PROBLEM DETAILS
Each line that includes the word "Лесенка" counts once; give the total and nothing more.

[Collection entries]

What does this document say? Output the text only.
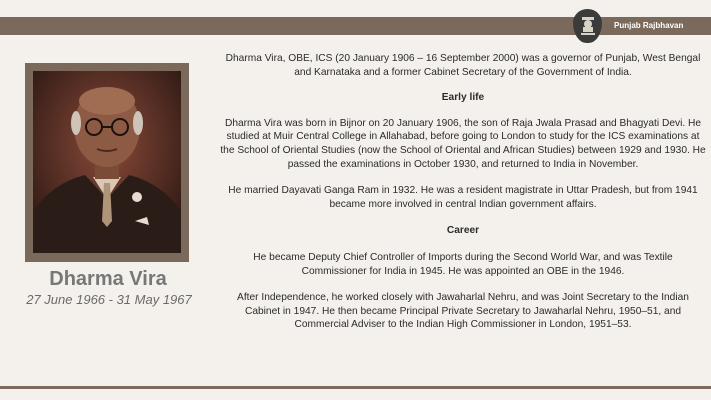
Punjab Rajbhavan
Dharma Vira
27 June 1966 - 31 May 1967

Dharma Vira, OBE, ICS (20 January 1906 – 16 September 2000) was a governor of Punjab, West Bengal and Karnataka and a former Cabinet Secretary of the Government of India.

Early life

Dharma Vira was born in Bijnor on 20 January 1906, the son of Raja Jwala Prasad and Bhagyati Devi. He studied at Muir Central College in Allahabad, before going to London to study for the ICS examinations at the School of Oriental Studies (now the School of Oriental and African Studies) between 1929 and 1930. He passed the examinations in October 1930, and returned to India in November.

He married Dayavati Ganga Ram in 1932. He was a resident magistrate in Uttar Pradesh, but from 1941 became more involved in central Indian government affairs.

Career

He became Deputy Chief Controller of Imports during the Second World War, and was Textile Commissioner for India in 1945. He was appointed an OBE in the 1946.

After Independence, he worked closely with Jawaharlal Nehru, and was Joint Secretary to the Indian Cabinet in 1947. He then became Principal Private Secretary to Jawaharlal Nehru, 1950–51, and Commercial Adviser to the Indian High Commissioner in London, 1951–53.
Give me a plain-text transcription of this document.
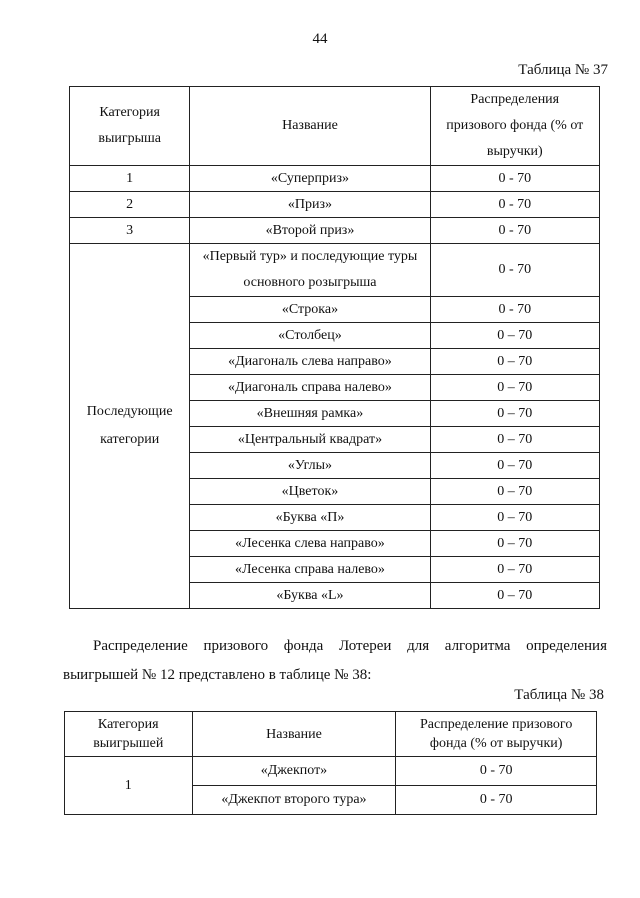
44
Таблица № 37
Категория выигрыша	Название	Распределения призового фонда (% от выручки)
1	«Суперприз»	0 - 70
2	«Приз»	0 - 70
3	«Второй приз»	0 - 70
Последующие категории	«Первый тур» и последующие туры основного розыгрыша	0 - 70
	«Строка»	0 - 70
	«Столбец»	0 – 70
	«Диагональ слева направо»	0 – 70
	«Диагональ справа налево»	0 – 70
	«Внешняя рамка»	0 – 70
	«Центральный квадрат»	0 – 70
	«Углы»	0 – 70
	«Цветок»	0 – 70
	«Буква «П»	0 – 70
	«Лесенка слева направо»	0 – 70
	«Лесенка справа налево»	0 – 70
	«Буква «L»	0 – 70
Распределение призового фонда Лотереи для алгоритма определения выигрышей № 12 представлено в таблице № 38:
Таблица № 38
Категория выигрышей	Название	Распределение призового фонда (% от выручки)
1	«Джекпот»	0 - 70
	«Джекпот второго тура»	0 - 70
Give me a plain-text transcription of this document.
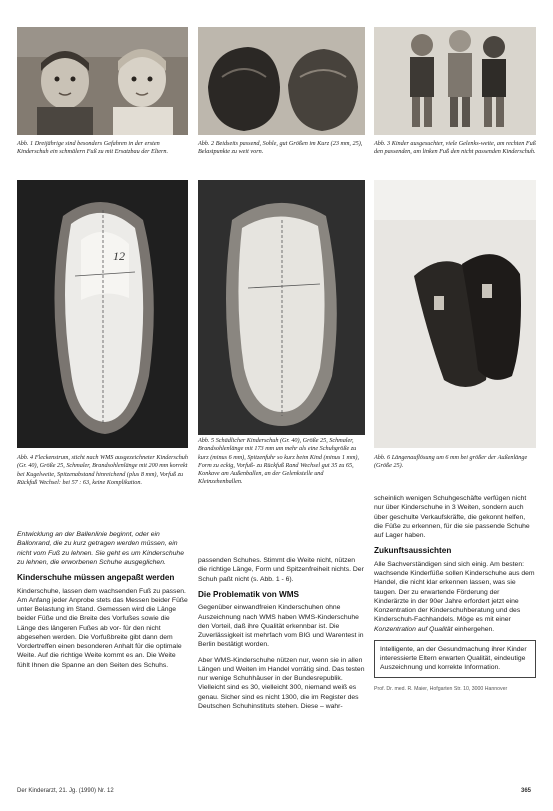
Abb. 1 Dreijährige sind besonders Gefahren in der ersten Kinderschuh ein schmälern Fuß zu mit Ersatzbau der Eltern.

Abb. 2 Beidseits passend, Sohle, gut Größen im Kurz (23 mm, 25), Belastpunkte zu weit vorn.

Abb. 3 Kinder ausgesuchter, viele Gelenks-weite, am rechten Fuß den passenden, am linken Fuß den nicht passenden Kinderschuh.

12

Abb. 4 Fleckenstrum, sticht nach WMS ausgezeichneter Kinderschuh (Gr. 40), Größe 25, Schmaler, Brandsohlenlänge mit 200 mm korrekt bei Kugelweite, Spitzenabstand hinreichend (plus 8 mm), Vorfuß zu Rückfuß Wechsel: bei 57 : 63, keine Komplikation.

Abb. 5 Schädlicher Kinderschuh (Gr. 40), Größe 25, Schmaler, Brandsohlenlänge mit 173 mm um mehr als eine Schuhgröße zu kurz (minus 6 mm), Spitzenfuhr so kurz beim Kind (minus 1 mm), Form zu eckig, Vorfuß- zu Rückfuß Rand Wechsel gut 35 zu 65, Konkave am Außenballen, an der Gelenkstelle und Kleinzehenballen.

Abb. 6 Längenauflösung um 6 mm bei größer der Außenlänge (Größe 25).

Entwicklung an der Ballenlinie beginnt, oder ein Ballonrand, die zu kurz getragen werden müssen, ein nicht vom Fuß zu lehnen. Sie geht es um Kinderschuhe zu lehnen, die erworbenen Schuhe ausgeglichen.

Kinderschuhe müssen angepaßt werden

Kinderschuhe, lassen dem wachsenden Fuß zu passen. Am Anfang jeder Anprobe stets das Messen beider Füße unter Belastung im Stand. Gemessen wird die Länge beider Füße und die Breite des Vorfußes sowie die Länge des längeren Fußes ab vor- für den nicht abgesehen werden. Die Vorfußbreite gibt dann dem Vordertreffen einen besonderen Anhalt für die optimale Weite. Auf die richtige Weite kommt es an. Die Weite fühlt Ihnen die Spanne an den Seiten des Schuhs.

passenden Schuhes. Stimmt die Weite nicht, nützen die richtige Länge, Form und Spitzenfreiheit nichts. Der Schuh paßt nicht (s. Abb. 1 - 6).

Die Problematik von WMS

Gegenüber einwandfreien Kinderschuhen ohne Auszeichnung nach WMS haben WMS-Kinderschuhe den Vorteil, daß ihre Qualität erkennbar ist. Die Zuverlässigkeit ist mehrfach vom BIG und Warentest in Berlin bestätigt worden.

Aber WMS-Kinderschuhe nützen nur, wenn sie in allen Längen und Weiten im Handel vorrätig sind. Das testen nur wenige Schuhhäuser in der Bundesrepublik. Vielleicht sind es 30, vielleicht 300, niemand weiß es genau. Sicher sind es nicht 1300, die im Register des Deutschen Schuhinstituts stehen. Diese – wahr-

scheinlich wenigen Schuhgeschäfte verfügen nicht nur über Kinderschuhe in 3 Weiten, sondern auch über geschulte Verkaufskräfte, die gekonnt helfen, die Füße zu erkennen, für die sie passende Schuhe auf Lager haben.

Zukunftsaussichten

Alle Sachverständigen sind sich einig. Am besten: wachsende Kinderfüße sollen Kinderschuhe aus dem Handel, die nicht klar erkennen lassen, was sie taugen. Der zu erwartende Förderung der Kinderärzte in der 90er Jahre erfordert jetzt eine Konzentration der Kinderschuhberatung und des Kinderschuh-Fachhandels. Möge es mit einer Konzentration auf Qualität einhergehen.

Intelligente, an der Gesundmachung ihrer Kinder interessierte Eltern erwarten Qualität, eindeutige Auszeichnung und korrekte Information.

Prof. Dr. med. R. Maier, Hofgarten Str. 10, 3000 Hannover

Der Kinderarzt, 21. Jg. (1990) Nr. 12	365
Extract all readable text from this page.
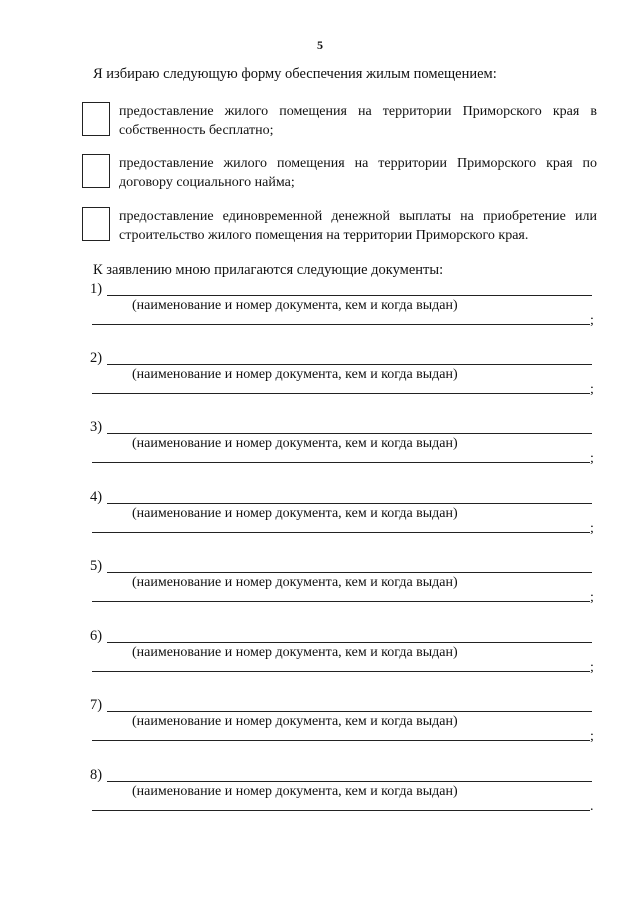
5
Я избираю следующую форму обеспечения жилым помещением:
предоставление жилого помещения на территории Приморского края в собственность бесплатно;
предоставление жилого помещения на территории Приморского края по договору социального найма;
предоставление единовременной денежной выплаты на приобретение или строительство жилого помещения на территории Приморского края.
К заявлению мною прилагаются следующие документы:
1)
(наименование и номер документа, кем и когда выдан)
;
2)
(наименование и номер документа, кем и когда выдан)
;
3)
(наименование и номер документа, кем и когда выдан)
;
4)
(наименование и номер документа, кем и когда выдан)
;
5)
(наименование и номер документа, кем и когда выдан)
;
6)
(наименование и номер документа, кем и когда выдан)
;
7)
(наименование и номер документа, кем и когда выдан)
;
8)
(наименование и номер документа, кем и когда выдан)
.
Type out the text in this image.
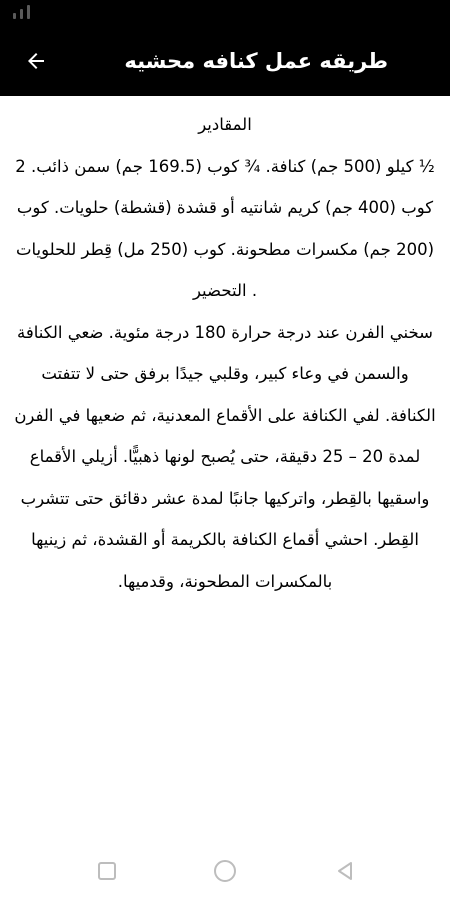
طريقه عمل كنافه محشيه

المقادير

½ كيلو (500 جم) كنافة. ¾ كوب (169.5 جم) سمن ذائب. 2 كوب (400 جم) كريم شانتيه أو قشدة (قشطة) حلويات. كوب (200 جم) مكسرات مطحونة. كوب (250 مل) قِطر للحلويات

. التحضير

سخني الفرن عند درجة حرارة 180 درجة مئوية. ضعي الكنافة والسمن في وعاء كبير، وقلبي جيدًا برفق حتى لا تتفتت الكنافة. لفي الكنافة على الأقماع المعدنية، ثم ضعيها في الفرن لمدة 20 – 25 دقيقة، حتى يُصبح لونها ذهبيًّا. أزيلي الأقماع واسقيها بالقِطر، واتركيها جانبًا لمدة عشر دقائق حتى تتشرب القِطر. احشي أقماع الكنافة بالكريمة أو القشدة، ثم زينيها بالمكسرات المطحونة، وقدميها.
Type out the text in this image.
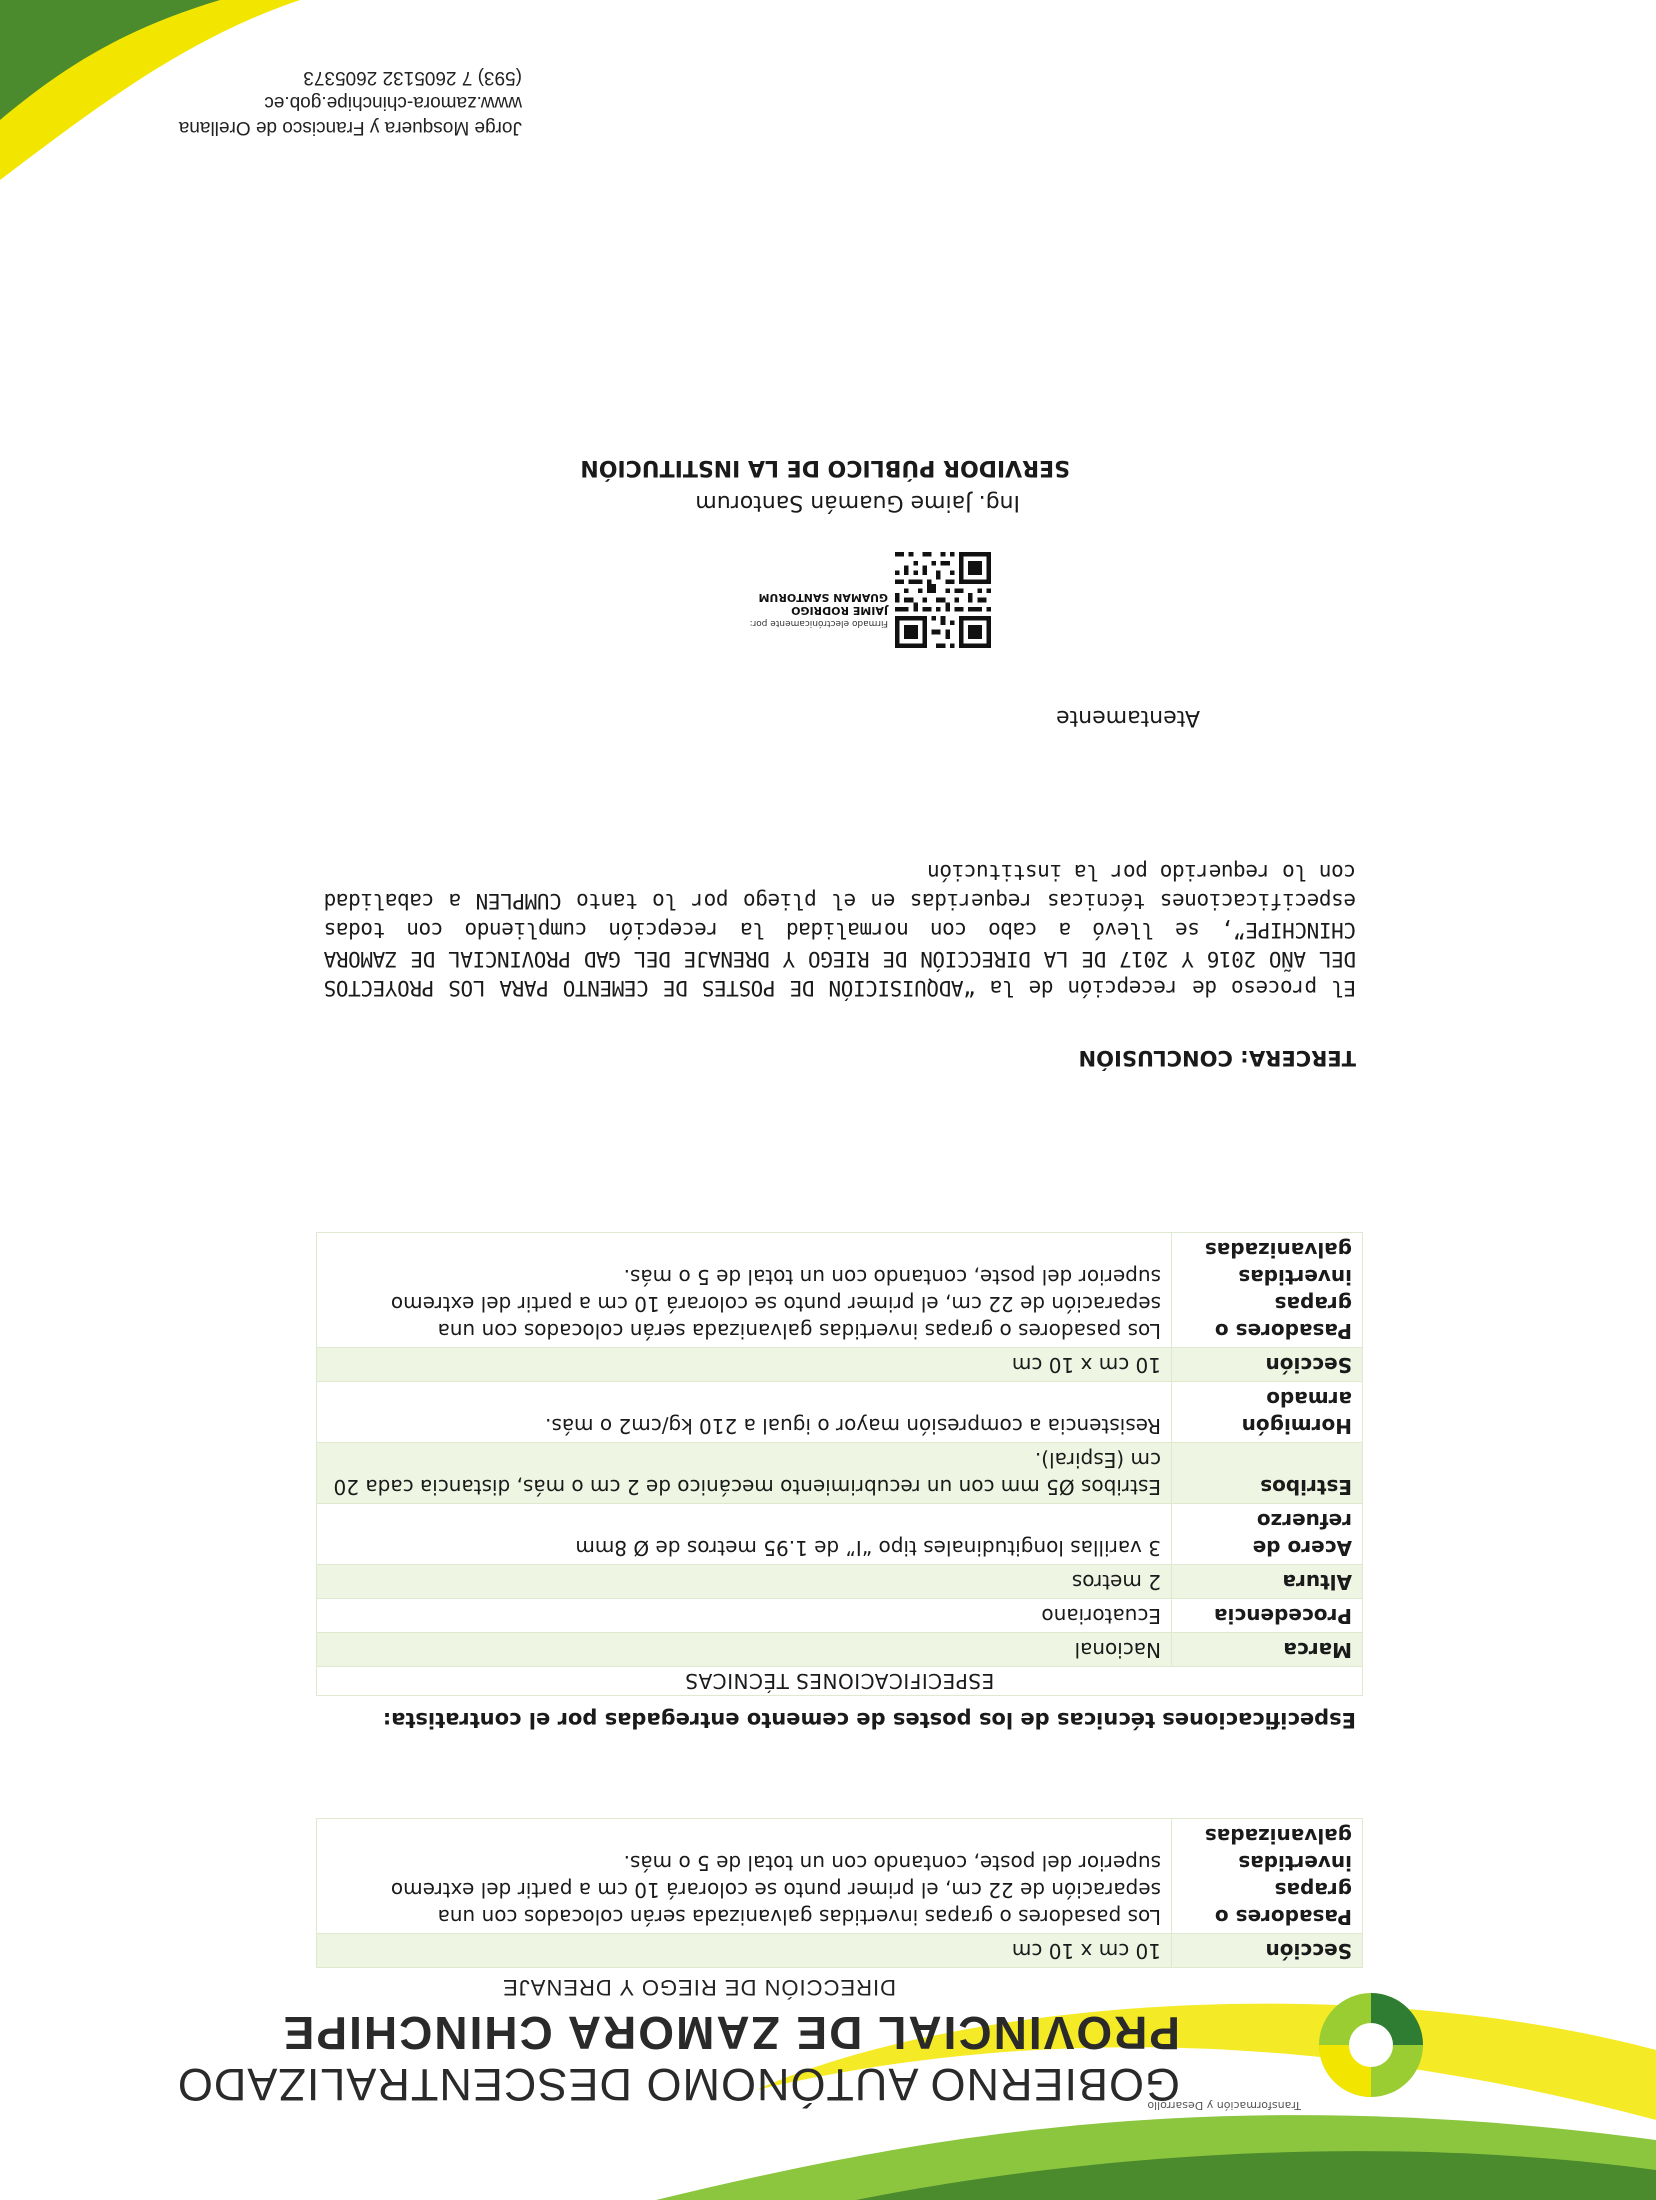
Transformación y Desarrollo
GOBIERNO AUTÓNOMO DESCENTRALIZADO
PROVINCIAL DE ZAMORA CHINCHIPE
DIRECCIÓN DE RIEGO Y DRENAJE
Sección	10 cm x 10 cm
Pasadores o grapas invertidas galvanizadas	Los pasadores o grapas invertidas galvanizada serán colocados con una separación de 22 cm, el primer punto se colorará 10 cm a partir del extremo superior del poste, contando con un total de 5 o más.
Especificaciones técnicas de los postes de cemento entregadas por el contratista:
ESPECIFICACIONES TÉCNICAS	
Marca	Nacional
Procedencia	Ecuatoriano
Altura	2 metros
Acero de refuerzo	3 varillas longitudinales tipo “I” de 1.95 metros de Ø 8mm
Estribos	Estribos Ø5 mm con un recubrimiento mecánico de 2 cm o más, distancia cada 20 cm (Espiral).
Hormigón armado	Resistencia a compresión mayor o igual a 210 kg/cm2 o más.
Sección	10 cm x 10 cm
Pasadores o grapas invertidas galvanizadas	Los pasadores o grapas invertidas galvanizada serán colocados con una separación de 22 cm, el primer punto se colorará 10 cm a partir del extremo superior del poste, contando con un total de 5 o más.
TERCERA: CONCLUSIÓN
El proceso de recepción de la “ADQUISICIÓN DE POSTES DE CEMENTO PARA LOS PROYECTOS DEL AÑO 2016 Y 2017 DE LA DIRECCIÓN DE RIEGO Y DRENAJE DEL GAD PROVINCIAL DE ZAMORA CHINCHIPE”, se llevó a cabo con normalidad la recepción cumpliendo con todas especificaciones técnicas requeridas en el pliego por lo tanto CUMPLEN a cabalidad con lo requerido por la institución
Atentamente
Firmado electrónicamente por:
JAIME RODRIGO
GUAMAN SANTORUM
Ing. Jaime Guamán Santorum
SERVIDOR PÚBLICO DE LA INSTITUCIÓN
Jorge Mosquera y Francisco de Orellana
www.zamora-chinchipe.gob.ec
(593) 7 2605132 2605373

RESPONSE TO THE TASK
2